### Records for the exercise
================
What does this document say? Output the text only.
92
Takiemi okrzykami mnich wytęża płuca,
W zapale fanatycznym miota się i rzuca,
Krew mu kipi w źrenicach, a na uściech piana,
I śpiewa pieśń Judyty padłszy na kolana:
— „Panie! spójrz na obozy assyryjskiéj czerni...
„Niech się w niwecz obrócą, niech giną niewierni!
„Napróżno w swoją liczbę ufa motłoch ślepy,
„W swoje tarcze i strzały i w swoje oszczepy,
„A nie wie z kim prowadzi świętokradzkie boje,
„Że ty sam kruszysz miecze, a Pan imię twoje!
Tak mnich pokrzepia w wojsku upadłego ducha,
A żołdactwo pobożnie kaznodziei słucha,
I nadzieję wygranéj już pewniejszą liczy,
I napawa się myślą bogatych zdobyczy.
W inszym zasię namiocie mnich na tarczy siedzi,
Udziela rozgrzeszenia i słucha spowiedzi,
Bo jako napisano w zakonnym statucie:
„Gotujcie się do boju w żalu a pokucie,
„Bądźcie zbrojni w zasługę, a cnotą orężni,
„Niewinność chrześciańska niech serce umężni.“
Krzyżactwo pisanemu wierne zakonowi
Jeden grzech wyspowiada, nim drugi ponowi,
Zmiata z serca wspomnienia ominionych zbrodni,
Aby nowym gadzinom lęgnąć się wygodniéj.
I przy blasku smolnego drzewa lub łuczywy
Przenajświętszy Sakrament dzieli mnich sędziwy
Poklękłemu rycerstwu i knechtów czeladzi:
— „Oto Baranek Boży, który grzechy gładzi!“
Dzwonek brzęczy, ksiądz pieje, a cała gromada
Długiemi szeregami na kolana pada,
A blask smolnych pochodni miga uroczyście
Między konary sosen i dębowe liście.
================
### What is required
Every record shown above should be written out again exactly.

### Reply to the exercise
What does this document say? Output the text only.
92
Takiemi okrzykami mnich wytęża płuca,
W zapale fanatycznym miota się i rzuca,
Krew mu kipi w źrenicach, a na uściech piana,
I śpiewa pieśń Judyty padłszy na kolana:
— „Panie! spójrz na obozy assyryjskiéj czerni...
„Niech się w niwecz obrócą, niech giną niewierni!
„Napróżno w swoją liczbę ufa motłoch ślepy,
„W swoje tarcze i strzały i w swoje oszczepy,
„A nie wie z kim prowadzi świętokradzkie boje,
„Że ty sam kruszysz miecze, a Pan imię twoje!
Tak mnich pokrzepia w wojsku upadłego ducha,
A żołdactwo pobożnie kaznodziei słucha,
I nadzieję wygranéj już pewniejszą liczy,
I napawa się myślą bogatych zdobyczy.
W inszym zasię namiocie mnich na tarczy siedzi,
Udziela rozgrzeszenia i słucha spowiedzi,
Bo jako napisano w zakonnym statucie:
„Gotujcie się do boju w żalu a pokucie,
„Bądźcie zbrojni w zasługę, a cnotą orężni,
„Niewinność chrześciańska niech serce umężni.“
Krzyżactwo pisanemu wierne zakonowi
Jeden grzech wyspowiada, nim drugi ponowi,
Zmiata z serca wspomnienia ominionych zbrodni,
Aby nowym gadzinom lęgnąć się wygodniéj.
I przy blasku smolnego drzewa lub łuczywy
Przenajświętszy Sakrament dzieli mnich sędziwy
Poklękłemu rycerstwu i knechtów czeladzi:
— „Oto Baranek Boży, który grzechy gładzi!“
Dzwonek brzęczy, ksiądz pieje, a cała gromada
Długiemi szeregami na kolana pada,
A blask smolnych pochodni miga uroczyście
Między konary sosen i dębowe liście.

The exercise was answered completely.